* YOUR GOAL *
Pull out every line below that contains the word "указанием".

* INPUT RECORDS *
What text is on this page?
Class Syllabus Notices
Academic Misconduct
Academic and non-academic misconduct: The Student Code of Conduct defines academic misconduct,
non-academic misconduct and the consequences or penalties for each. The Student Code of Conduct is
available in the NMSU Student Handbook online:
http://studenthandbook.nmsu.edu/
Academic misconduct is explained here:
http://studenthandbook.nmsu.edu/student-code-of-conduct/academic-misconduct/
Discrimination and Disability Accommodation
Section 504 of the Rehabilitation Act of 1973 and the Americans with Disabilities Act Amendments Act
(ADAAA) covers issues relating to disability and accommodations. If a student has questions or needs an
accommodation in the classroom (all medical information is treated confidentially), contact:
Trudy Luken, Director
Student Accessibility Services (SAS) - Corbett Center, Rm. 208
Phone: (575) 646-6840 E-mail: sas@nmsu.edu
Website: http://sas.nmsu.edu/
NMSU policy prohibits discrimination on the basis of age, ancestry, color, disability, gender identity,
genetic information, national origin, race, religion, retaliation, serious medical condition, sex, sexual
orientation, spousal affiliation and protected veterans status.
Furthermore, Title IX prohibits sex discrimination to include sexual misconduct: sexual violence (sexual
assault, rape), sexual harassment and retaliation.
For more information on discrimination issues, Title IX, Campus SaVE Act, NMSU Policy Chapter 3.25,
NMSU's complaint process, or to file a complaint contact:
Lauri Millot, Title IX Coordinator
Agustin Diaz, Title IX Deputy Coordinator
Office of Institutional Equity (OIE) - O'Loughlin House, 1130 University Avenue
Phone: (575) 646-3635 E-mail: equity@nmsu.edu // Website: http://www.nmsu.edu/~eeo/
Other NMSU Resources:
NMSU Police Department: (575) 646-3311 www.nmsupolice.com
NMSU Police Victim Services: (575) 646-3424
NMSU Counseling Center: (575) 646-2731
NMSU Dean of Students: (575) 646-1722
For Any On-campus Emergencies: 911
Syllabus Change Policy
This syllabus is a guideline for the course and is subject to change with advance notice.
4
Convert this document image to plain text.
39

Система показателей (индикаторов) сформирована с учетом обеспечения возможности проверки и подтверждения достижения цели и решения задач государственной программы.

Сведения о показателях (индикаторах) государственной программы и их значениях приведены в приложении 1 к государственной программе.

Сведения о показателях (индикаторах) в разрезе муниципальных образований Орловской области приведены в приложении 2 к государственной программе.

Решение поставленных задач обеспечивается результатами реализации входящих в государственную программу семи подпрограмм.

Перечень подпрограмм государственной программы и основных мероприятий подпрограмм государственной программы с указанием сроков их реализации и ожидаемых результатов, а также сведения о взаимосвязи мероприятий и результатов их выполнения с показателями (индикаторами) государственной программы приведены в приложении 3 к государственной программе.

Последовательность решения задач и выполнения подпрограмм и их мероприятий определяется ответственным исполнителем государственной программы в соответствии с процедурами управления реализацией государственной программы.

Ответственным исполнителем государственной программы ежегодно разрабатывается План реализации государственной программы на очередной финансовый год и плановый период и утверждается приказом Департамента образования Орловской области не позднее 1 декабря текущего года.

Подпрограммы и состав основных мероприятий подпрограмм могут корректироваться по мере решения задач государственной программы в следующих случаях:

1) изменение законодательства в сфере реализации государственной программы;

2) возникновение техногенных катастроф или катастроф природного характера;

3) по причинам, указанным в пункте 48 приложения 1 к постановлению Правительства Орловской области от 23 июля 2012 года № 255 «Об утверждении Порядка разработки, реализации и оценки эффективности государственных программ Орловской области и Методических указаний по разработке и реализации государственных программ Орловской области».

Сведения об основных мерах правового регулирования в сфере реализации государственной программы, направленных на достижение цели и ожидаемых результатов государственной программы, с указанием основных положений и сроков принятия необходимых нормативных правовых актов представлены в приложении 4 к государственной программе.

* WRITTEN ANSWER *
Перечень подпрограмм государственной программы и основных мероприятий подпрограмм государственной программы с указанием сроков их реализации и ожидаемых результатов, а также сведения о взаимосвязи мероприятий и результатов их выполнения с показателями (индикаторами) государственной программы приведены в приложении 3 к государственной программе.
Сведения об основных мерах правового регулирования в сфере реализации государственной программы, направленных на достижение цели и ожидаемых результатов государственной программы, с указанием основных положений и сроков принятия необходимых нормативных правовых актов представлены в приложении 4 к государственной программе.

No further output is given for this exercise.